* start *

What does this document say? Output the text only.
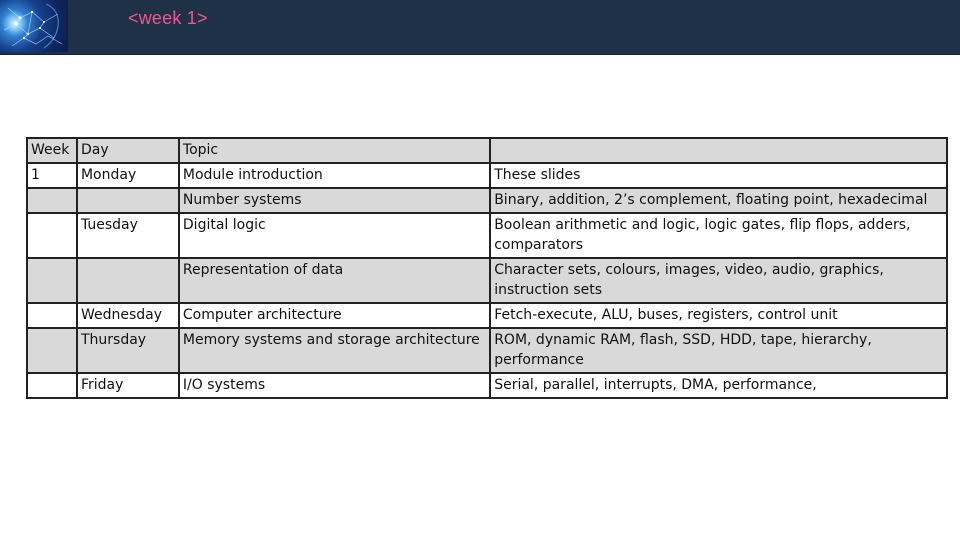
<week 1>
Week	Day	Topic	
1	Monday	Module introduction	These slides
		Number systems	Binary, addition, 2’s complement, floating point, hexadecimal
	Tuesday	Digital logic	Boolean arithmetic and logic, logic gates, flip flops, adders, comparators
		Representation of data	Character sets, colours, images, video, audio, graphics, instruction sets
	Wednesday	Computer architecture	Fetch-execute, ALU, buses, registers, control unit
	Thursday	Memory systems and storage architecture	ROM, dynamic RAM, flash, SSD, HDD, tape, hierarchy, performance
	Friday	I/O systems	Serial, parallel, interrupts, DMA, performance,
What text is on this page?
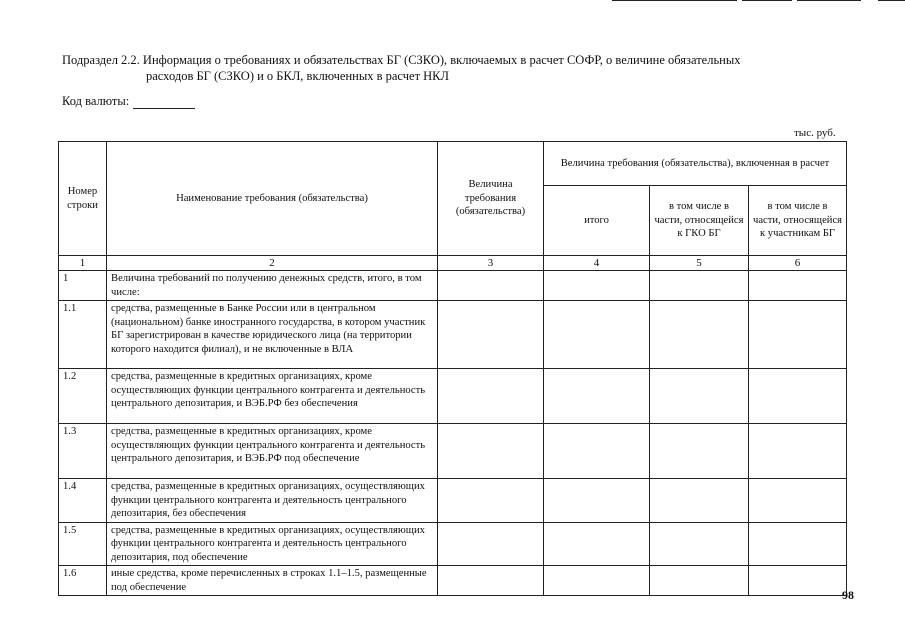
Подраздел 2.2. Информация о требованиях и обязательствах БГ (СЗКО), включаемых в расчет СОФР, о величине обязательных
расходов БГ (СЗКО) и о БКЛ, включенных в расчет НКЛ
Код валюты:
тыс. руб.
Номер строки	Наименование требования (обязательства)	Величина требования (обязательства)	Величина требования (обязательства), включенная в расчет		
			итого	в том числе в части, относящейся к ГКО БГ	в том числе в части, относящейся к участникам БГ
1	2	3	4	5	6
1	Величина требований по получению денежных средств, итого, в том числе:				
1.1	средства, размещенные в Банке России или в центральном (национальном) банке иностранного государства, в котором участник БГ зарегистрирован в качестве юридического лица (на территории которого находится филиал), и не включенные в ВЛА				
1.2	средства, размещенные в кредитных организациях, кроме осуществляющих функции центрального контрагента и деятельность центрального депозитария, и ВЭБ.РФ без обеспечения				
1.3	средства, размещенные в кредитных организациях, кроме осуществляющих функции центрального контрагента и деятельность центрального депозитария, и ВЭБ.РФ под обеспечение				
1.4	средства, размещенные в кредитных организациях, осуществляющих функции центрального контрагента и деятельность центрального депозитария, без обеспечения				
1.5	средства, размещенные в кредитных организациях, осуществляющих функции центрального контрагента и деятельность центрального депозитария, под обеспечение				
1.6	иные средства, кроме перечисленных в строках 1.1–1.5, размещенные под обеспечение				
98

* end *

Description of the task:
List each line in the listing that contains the string "организациях".

Worked solution:
1.2	средства, размещенные в кредитных организациях, кроме осуществляющих функции центрального контрагента и деятельность центрального депозитария, и ВЭБ.РФ без обеспечения				
1.3	средства, размещенные в кредитных организациях, кроме осуществляющих функции центрального контрагента и деятельность центрального депозитария, и ВЭБ.РФ под обеспечение				
1.4	средства, размещенные в кредитных организациях, осуществляющих функции центрального контрагента и деятельность центрального депозитария, без обеспечения				
1.5	средства, размещенные в кредитных организациях, осуществляющих функции центрального контрагента и деятельность центрального депозитария, под обеспечение				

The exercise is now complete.